Problem statement -
Copy the data exactly; pictures stay out of the copy.

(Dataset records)
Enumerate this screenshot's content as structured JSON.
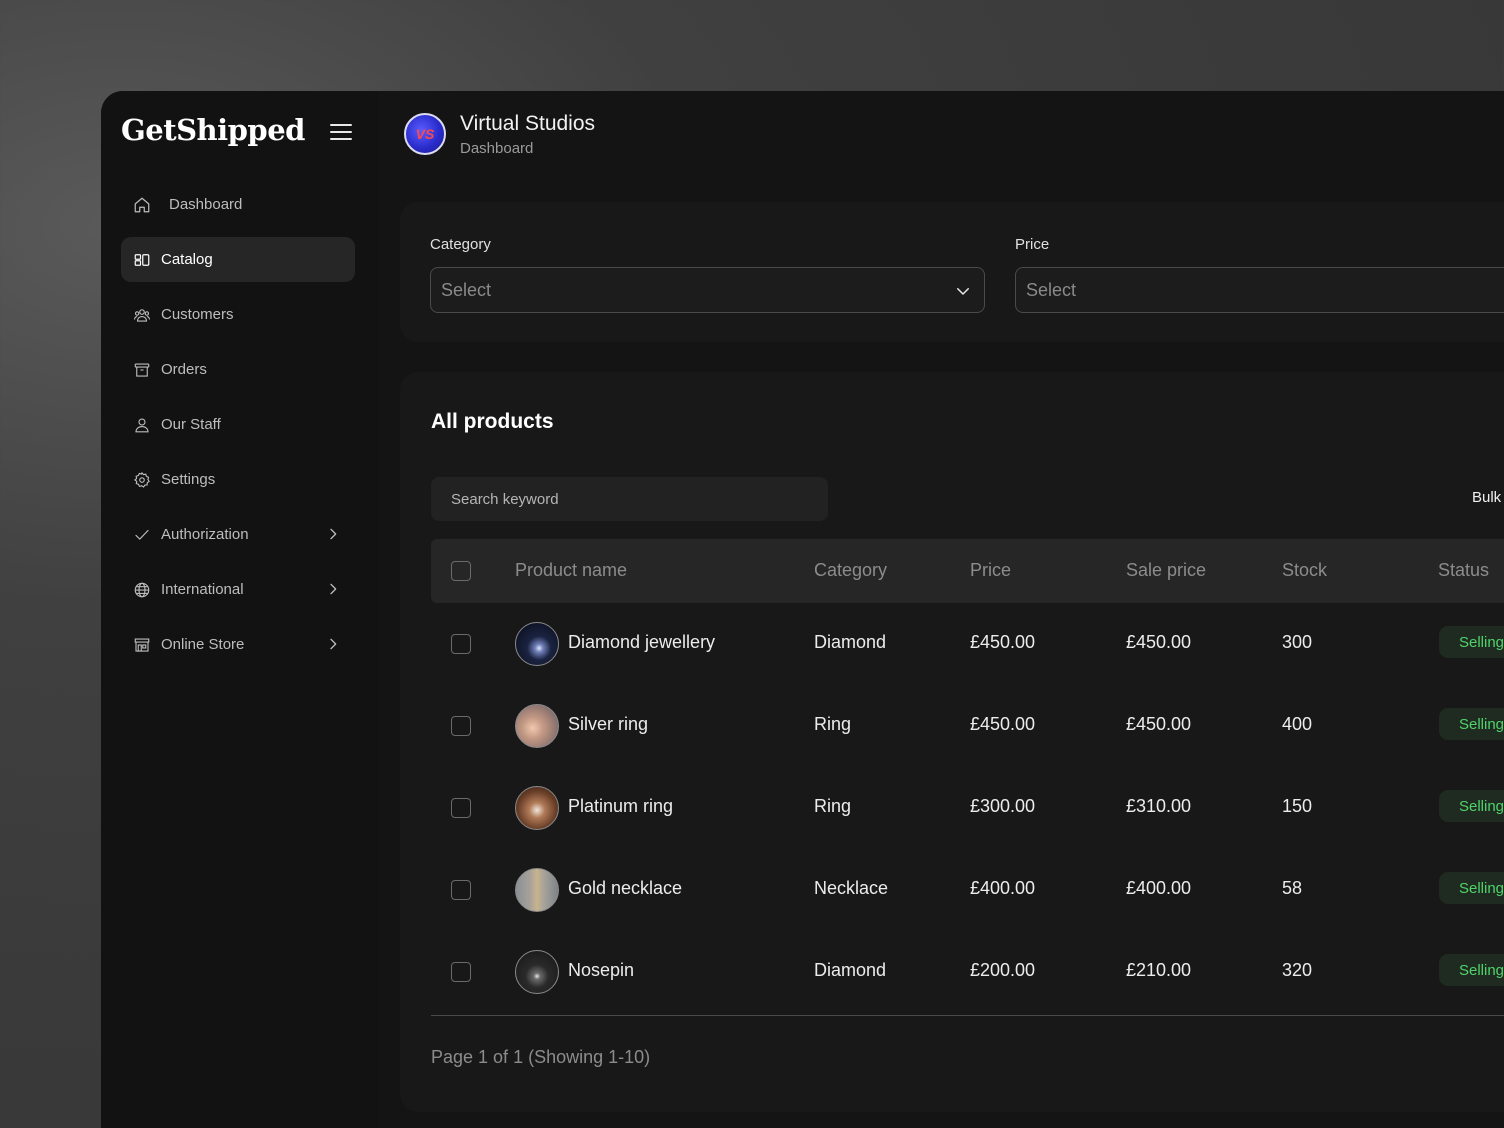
{
  "sidebar": {
    "brand": "GetShipped",
    "items": [
      {
        "label": "Dashboard",
        "icon": "home-icon"
      },
      {
        "label": "Catalog",
        "icon": "catalog-icon",
        "active": true
      },
      {
        "label": "Customers",
        "icon": "customers-icon"
      },
      {
        "label": "Orders",
        "icon": "orders-icon"
      },
      {
        "label": "Our Staff",
        "icon": "user-icon"
      },
      {
        "label": "Settings",
        "icon": "gear-icon"
      },
      {
        "label": "Authorization",
        "icon": "check-icon",
        "expandable": true
      },
      {
        "label": "International",
        "icon": "globe-icon",
        "expandable": true
      },
      {
        "label": "Online Store",
        "icon": "store-icon",
        "expandable": true
      }
    ]
  },
  "header": {
    "avatar_initials": "VS",
    "org_name": "Virtual Studios",
    "subtitle": "Dashboard"
  },
  "filters": {
    "category": {
      "label": "Category",
      "value": "Select"
    },
    "price": {
      "label": "Price",
      "value": "Select"
    }
  },
  "products": {
    "title": "All products",
    "search_placeholder": "Search keyword",
    "bulk_label": "Bulk",
    "columns": {
      "name": "Product name",
      "category": "Category",
      "price": "Price",
      "sale_price": "Sale price",
      "stock": "Stock",
      "status": "Status"
    },
    "rows": [
      {
        "name": "Diamond jewellery",
        "category": "Diamond",
        "price": "£450.00",
        "sale_price": "£450.00",
        "stock": "300",
        "status": "Selling"
      },
      {
        "name": "Silver ring",
        "category": "Ring",
        "price": "£450.00",
        "sale_price": "£450.00",
        "stock": "400",
        "status": "Selling"
      },
      {
        "name": "Platinum ring",
        "category": "Ring",
        "price": "£300.00",
        "sale_price": "£310.00",
        "stock": "150",
        "status": "Selling"
      },
      {
        "name": "Gold necklace",
        "category": "Necklace",
        "price": "£400.00",
        "sale_price": "£400.00",
        "stock": "58",
        "status": "Selling"
      },
      {
        "name": "Nosepin",
        "category": "Diamond",
        "price": "£200.00",
        "sale_price": "£210.00",
        "stock": "320",
        "status": "Selling"
      }
    ],
    "pagination": "Page 1 of 1 (Showing 1-10)"
  },
  "colors": {
    "background": "#141414",
    "card": "#181818",
    "accent_active": "#262626",
    "status_text": "#4fd46a",
    "status_bg": "#1f2a21"
  }
}
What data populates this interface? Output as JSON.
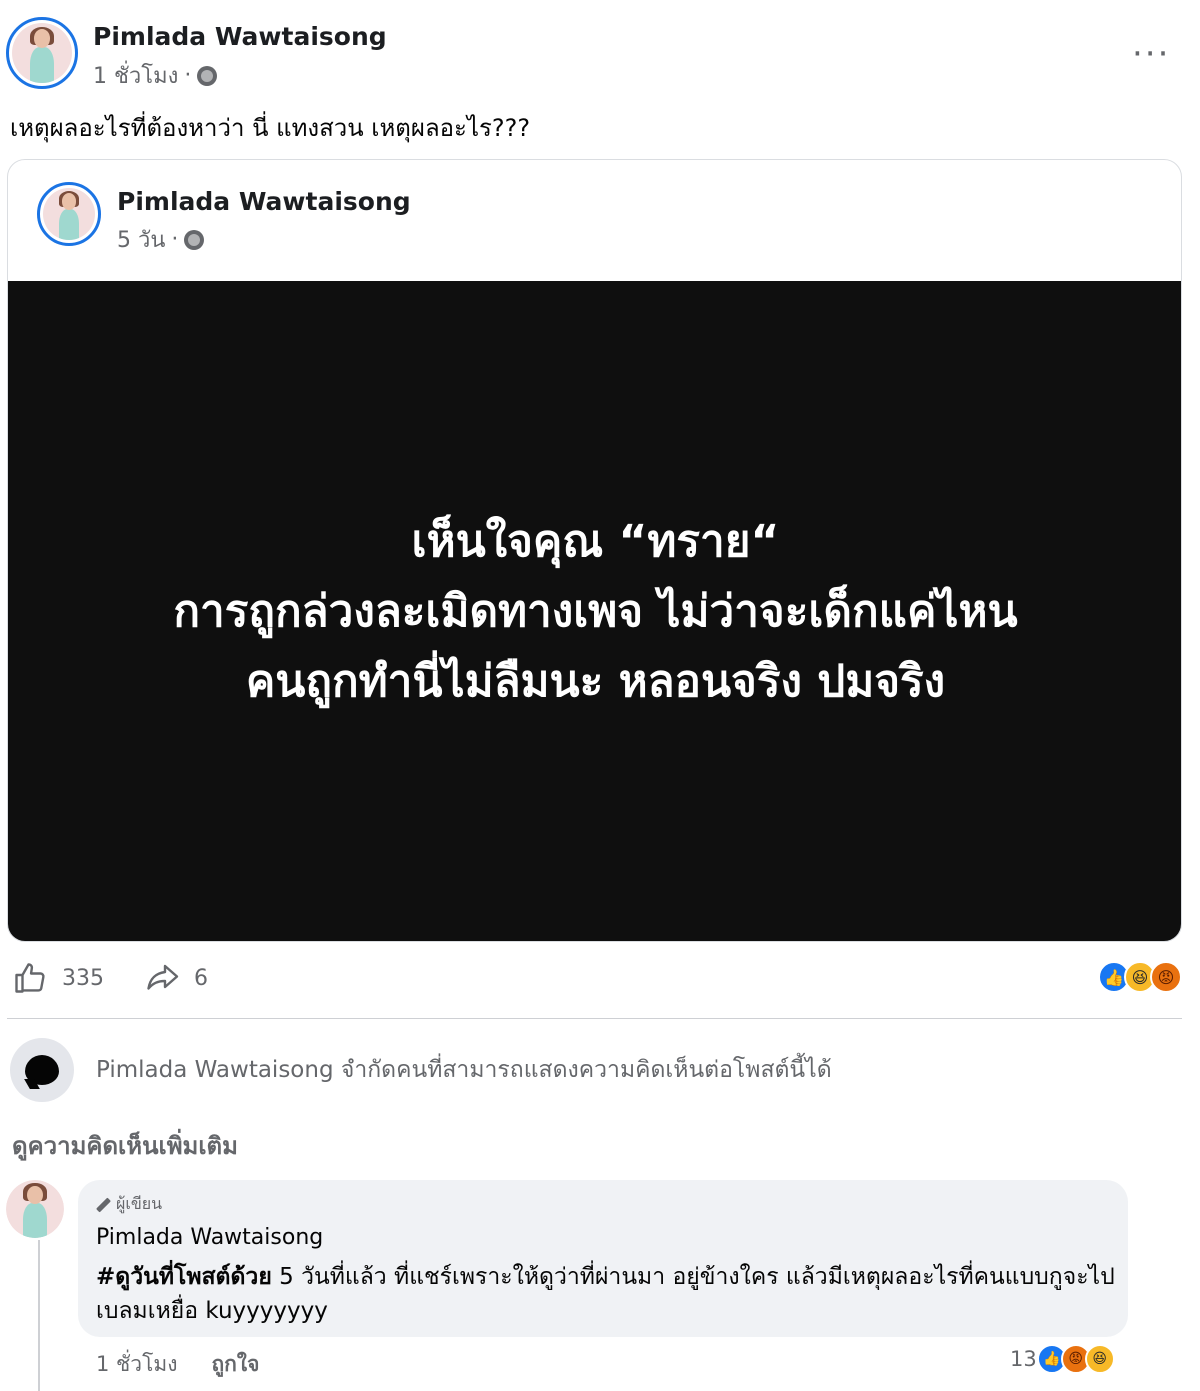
{
  "post": {
    "author": "Pimlada Wawtaisong",
    "time": "1 ชั่วโมง",
    "separator": "·",
    "text": "เหตุผลอะไรที่ต้องหาว่า นี่ แทงสวน เหตุผลอะไร???",
    "more_label": "···"
  },
  "shared": {
    "author": "Pimlada Wawtaisong",
    "time": "5 วัน",
    "separator": "·",
    "image_lines": [
      "เห็นใจคุณ “ทราย“",
      "การถูกล่วงละเมิดทางเพจ ไม่ว่าจะเด็กแค่ไหน",
      "คนถูกทำนี่ไม่ลืมนะ หลอนจริง ปมจริง"
    ]
  },
  "stats": {
    "likes": "335",
    "shares": "6",
    "reaction_icons": [
      "like-icon",
      "haha-icon",
      "angry-icon"
    ]
  },
  "restriction": {
    "text": "Pimlada Wawtaisong จำกัดคนที่สามารถแสดงความคิดเห็นต่อโพสต์นี้ได้"
  },
  "more_comments": "ดูความคิดเห็นเพิ่มเติม",
  "comment": {
    "badge": "ผู้เขียน",
    "author": "Pimlada Wawtaisong",
    "hashtag": "#ดูวันที่โพสต์ด้วย",
    "text": " 5 วันที่แล้ว ที่แชร์เพราะให้ดูว่าที่ผ่านมา อยู่ข้างใคร แล้วมีเหตุผลอะไรที่คนแบบกูจะไปเบลมเหยื่อ kuyyyyyyy",
    "time": "1 ชั่วโมง",
    "like_label": "ถูกใจ",
    "reaction_count": "13"
  },
  "colors": {
    "accent": "#1877f2",
    "image_bg": "#0f0f0f",
    "muted_text": "#65676b"
  }
}
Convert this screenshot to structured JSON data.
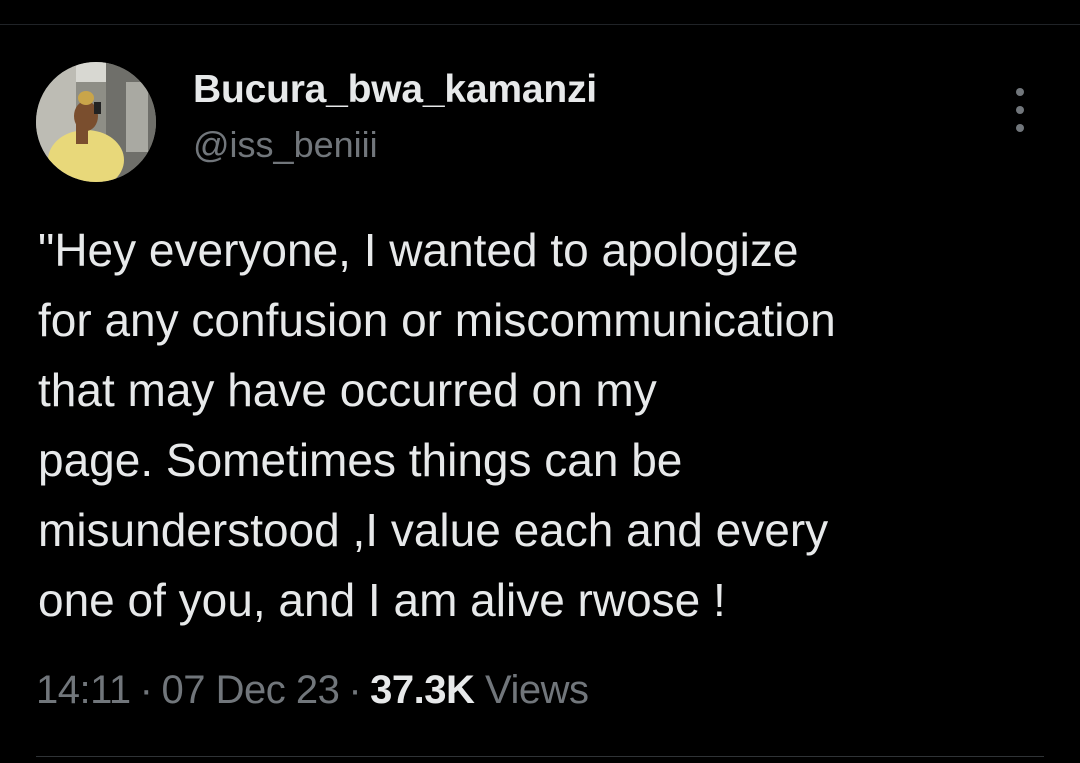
{
  "author": {
    "display_name": "Bucura_bwa_kamanzi",
    "handle": "@iss_beniii",
    "avatar": "profile-photo"
  },
  "tweet": {
    "lines": [
      "\"Hey everyone, I wanted to apologize",
      "for any confusion or miscommunication",
      "that may have occurred on my",
      "page. Sometimes things can be",
      "misunderstood ,I value each and every",
      "one of you, and I am alive rwose !"
    ]
  },
  "meta": {
    "time": "14:11",
    "separator": "·",
    "date": "07 Dec 23",
    "views_count": "37.3K",
    "views_label": "Views"
  },
  "icons": {
    "more": "more-options-icon"
  },
  "colors": {
    "background": "#000000",
    "primary_text": "#e7e9ea",
    "secondary_text": "#71767b",
    "divider": "#2f3336"
  }
}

Solution to the exercise -
Enumerate this screenshot's content as structured JSON.
{
  "sidebar": {
    "brand": "GetShipped",
    "items": [
      {
        "label": "Dashboard",
        "icon": "home-icon"
      },
      {
        "label": "Catalog",
        "icon": "catalog-icon",
        "active": true
      },
      {
        "label": "Customers",
        "icon": "customers-icon"
      },
      {
        "label": "Orders",
        "icon": "orders-icon"
      },
      {
        "label": "Our Staff",
        "icon": "user-icon"
      },
      {
        "label": "Settings",
        "icon": "gear-icon"
      },
      {
        "label": "Authorization",
        "icon": "check-icon",
        "expandable": true
      },
      {
        "label": "International",
        "icon": "globe-icon",
        "expandable": true
      },
      {
        "label": "Online Store",
        "icon": "store-icon",
        "expandable": true
      }
    ]
  },
  "header": {
    "avatar_initials": "VS",
    "org_name": "Virtual Studios",
    "subtitle": "Dashboard"
  },
  "filters": {
    "category": {
      "label": "Category",
      "value": "Select"
    },
    "price": {
      "label": "Price",
      "value": "Select"
    }
  },
  "products": {
    "title": "All products",
    "search_placeholder": "Search keyword",
    "bulk_label": "Bulk",
    "columns": {
      "name": "Product name",
      "category": "Category",
      "price": "Price",
      "sale_price": "Sale price",
      "stock": "Stock",
      "status": "Status"
    },
    "rows": [
      {
        "name": "Diamond jewellery",
        "category": "Diamond",
        "price": "£450.00",
        "sale_price": "£450.00",
        "stock": "300",
        "status": "Selling"
      },
      {
        "name": "Silver ring",
        "category": "Ring",
        "price": "£450.00",
        "sale_price": "£450.00",
        "stock": "400",
        "status": "Selling"
      },
      {
        "name": "Platinum ring",
        "category": "Ring",
        "price": "£300.00",
        "sale_price": "£310.00",
        "stock": "150",
        "status": "Selling"
      },
      {
        "name": "Gold necklace",
        "category": "Necklace",
        "price": "£400.00",
        "sale_price": "£400.00",
        "stock": "58",
        "status": "Selling"
      },
      {
        "name": "Nosepin",
        "category": "Diamond",
        "price": "£200.00",
        "sale_price": "£210.00",
        "stock": "320",
        "status": "Selling"
      }
    ],
    "pagination": "Page 1 of 1 (Showing 1-10)"
  },
  "colors": {
    "background": "#141414",
    "card": "#181818",
    "accent_active": "#262626",
    "status_text": "#4fd46a",
    "status_bg": "#1f2a21"
  }
}
What data populates this interface? Output as JSON.
{
  "post": {
    "author": "Pimlada Wawtaisong",
    "time": "1 ชั่วโมง",
    "separator": "·",
    "text": "เหตุผลอะไรที่ต้องหาว่า นี่ แทงสวน เหตุผลอะไร???",
    "more_label": "···"
  },
  "shared": {
    "author": "Pimlada Wawtaisong",
    "time": "5 วัน",
    "separator": "·",
    "image_lines": [
      "เห็นใจคุณ “ทราย“",
      "การถูกล่วงละเมิดทางเพจ ไม่ว่าจะเด็กแค่ไหน",
      "คนถูกทำนี่ไม่ลืมนะ หลอนจริง ปมจริง"
    ]
  },
  "stats": {
    "likes": "335",
    "shares": "6",
    "reaction_icons": [
      "like-icon",
      "haha-icon",
      "angry-icon"
    ]
  },
  "restriction": {
    "text": "Pimlada Wawtaisong จำกัดคนที่สามารถแสดงความคิดเห็นต่อโพสต์นี้ได้"
  },
  "more_comments": "ดูความคิดเห็นเพิ่มเติม",
  "comment": {
    "badge": "ผู้เขียน",
    "author": "Pimlada Wawtaisong",
    "hashtag": "#ดูวันที่โพสต์ด้วย",
    "text": " 5 วันที่แล้ว ที่แชร์เพราะให้ดูว่าที่ผ่านมา อยู่ข้างใคร แล้วมีเหตุผลอะไรที่คนแบบกูจะไปเบลมเหยื่อ kuyyyyyyy",
    "time": "1 ชั่วโมง",
    "like_label": "ถูกใจ",
    "reaction_count": "13"
  },
  "colors": {
    "accent": "#1877f2",
    "image_bg": "#0f0f0f",
    "muted_text": "#65676b"
  }
}
Convert this screenshot to structured JSON data.
{
  "author": {
    "display_name": "Bucura_bwa_kamanzi",
    "handle": "@iss_beniii",
    "avatar": "profile-photo"
  },
  "tweet": {
    "lines": [
      "\"Hey everyone, I wanted to apologize",
      "for any confusion or miscommunication",
      "that may have occurred on my",
      "page. Sometimes things can be",
      "misunderstood ,I value each and every",
      "one of you, and I am alive rwose !"
    ]
  },
  "meta": {
    "time": "14:11",
    "separator": "·",
    "date": "07 Dec 23",
    "views_count": "37.3K",
    "views_label": "Views"
  },
  "icons": {
    "more": "more-options-icon"
  },
  "colors": {
    "background": "#000000",
    "primary_text": "#e7e9ea",
    "secondary_text": "#71767b",
    "divider": "#2f3336"
  }
}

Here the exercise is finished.